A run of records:
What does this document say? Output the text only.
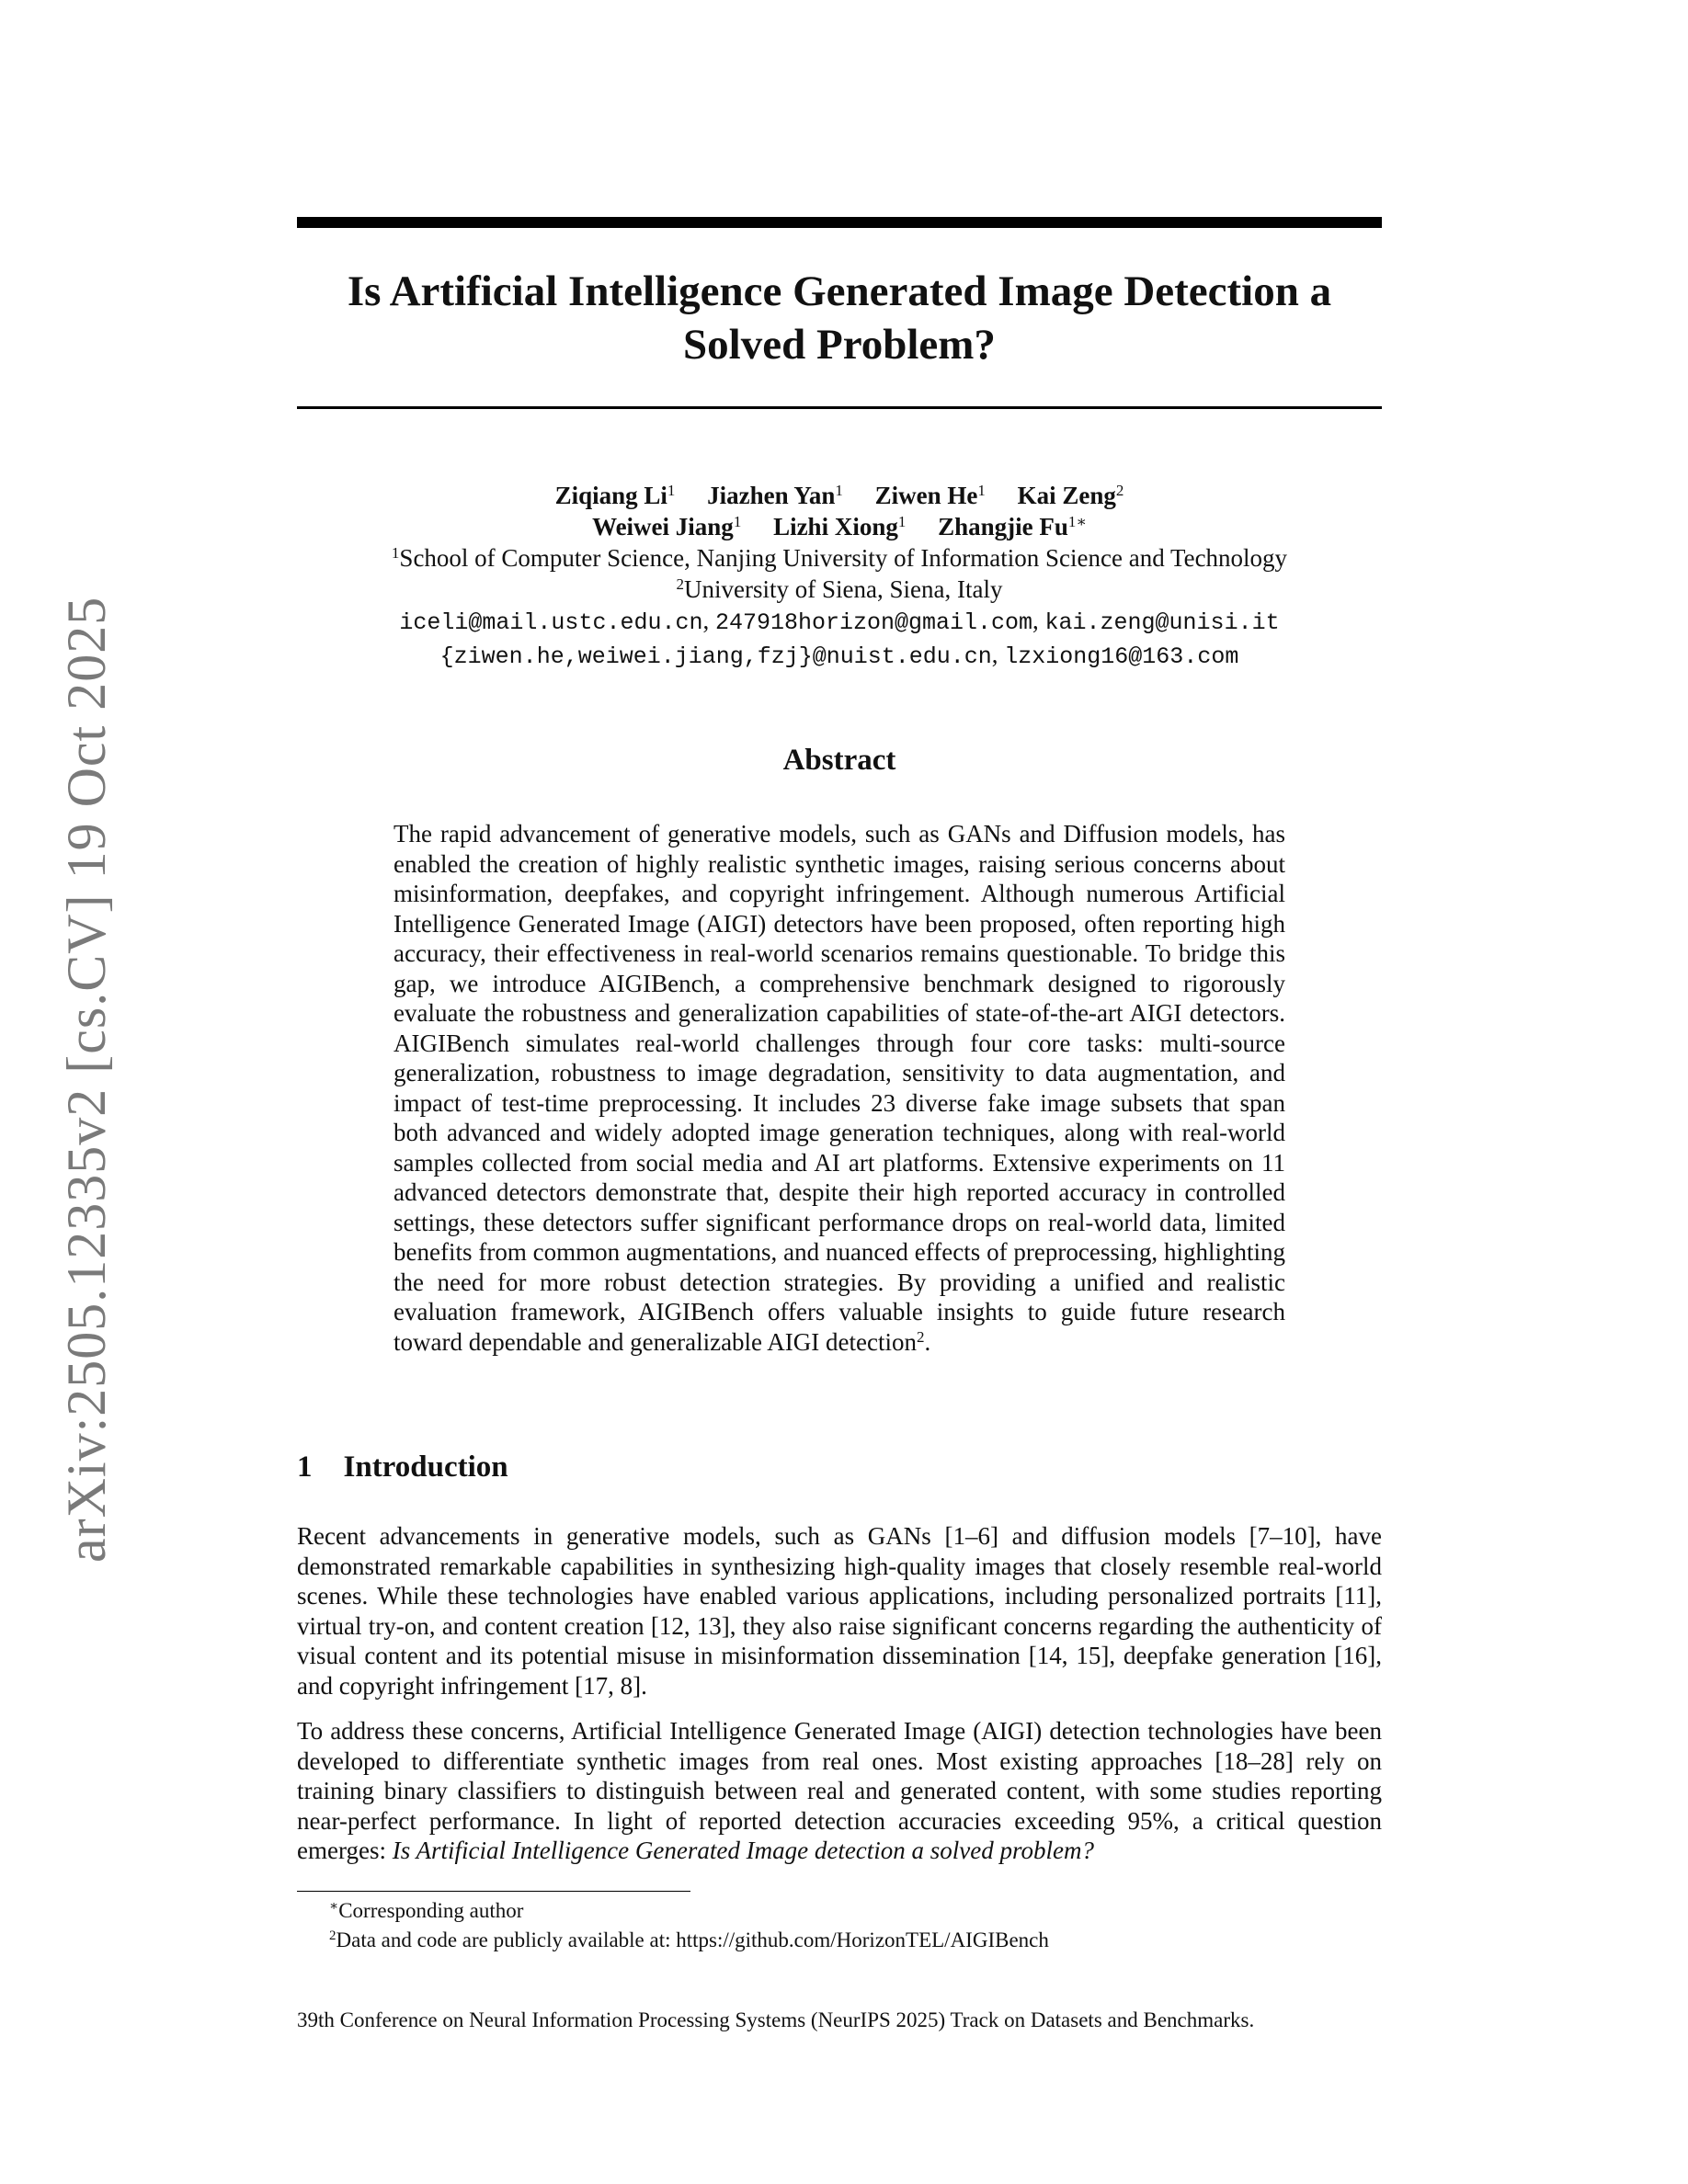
arXiv:2505.12335v2 [cs.CV] 19 Oct 2025
Is Artificial Intelligence Generated Image Detection a Solved Problem?
Ziqiang Li$^1$ Jiazhen Yan$^1$ Ziwen He$^1$ Kai Zeng$^2$
Weiwei Jiang$^1$ Lizhi Xiong$^1$ Zhangjie $Fu^{1∗}$
$^1$School of Computer Science, Nanjing University of Information Science and Technology
$^2$University of Siena, Siena, Italy
iceli@mail.ustc.edu.cn, 247918horizon@gmail.com, kai.zeng@unisi.it
{ziwen.he,weiwei.jiang,fzj}@nuist.edu.cn, lzxiong16@163.com
Abstract
The rapid advancement of generative models, such as GANs and Diffusion models, has enabled the creation of highly realistic synthetic images, raising serious concerns about misinformation, deepfakes, and copyright infringement. Although numerous Artificial Intelligence Generated Image (AIGI) detectors have been proposed, often reporting high accuracy, their effectiveness in real-world scenarios remains questionable. To bridge this gap, we introduce AIGIBench, a comprehensive benchmark designed to rigorously evaluate the robustness and generalization capabilities of state-of-the-art AIGI detectors. AIGIBench simulates real-world challenges through four core tasks: multi-source generalization, robustness to image degradation, sensitivity to data augmentation, and impact of test-time preprocessing. It includes 23 diverse fake image subsets that span both advanced and widely adopted image generation techniques, along with real-world samples collected from social media and AI art platforms. Extensive experiments on 11 advanced detectors demonstrate that, despite their high reported accuracy in controlled settings, these detectors suffer significant performance drops on real-world data, limited benefits from common augmentations, and nuanced effects of preprocessing, highlighting the need for more robust detection strategies. By providing a unified and realistic evaluation framework, AIGIBench offers valuable insights to guide future research toward dependable and generalizable AIGI detection$^2$.
1 Introduction
Recent advancements in generative models, such as GANs [1–6] and diffusion models [7–10], have demonstrated remarkable capabilities in synthesizing high-quality images that closely resemble real-world scenes. While these technologies have enabled various applications, including personalized portraits [11], virtual try-on, and content creation [12, 13], they also raise significant concerns regarding the authenticity of visual content and its potential misuse in misinformation dissemination [14, 15], deepfake generation [16], and copyright infringement [17, 8].
To address these concerns, Artificial Intelligence Generated Image (AIGI) detection technologies have been developed to differentiate synthetic images from real ones. Most existing approaches [18–28] rely on training binary classifiers to distinguish between real and generated content, with some studies reporting near-perfect performance. In light of reported detection accuracies exceeding 95%, a critical question emerges: Is Artificial Intelligence Generated Image detection a solved problem?
∗Corresponding author
$^2$Data and code are publicly available at: https://github.com/HorizonTEL/AIGIBench
39th Conference on Neural Information Processing Systems (NeurIPS 2025) Track on Datasets and Benchmarks.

### Request
Copy out every line with the word "Artificial".

### Solution
Is Artificial Intelligence Generated Image Detection a Solved Problem?
The rapid advancement of generative models, such as GANs and Diffusion models, has enabled the creation of highly realistic synthetic images, raising serious concerns about misinformation, deepfakes, and copyright infringement. Although numerous Artificial Intelligence Generated Image (AIGI) detectors have been proposed, often reporting high accuracy, their effectiveness in real-world scenarios remains questionable. To bridge this gap, we introduce AIGIBench, a comprehensive benchmark designed to rigorously evaluate the robustness and generalization capabilities of state-of-the-art AIGI detectors. AIGIBench simulates real-world challenges through four core tasks: multi-source generalization, robustness to image degradation, sensitivity to data augmentation, and impact of test-time preprocessing. It includes 23 diverse fake image subsets that span both advanced and widely adopted image generation techniques, along with real-world samples collected from social media and AI art platforms. Extensive experiments on 11 advanced detectors demonstrate that, despite their high reported accuracy in controlled settings, these detectors suffer significant performance drops on real-world data, limited benefits from common augmentations, and nuanced effects of preprocessing, highlighting the need for more robust detection strategies. By providing a unified and realistic evaluation framework, AIGIBench offers valuable insights to guide future research toward dependable and generalizable AIGI detection$^2$.
To address these concerns, Artificial Intelligence Generated Image (AIGI) detection technologies have been developed to differentiate synthetic images from real ones. Most existing approaches [18–28] rely on training binary classifiers to distinguish between real and generated content, with some studies reporting near-perfect performance. In light of reported detection accuracies exceeding 95%, a critical question emerges: Is Artificial Intelligence Generated Image detection a solved problem?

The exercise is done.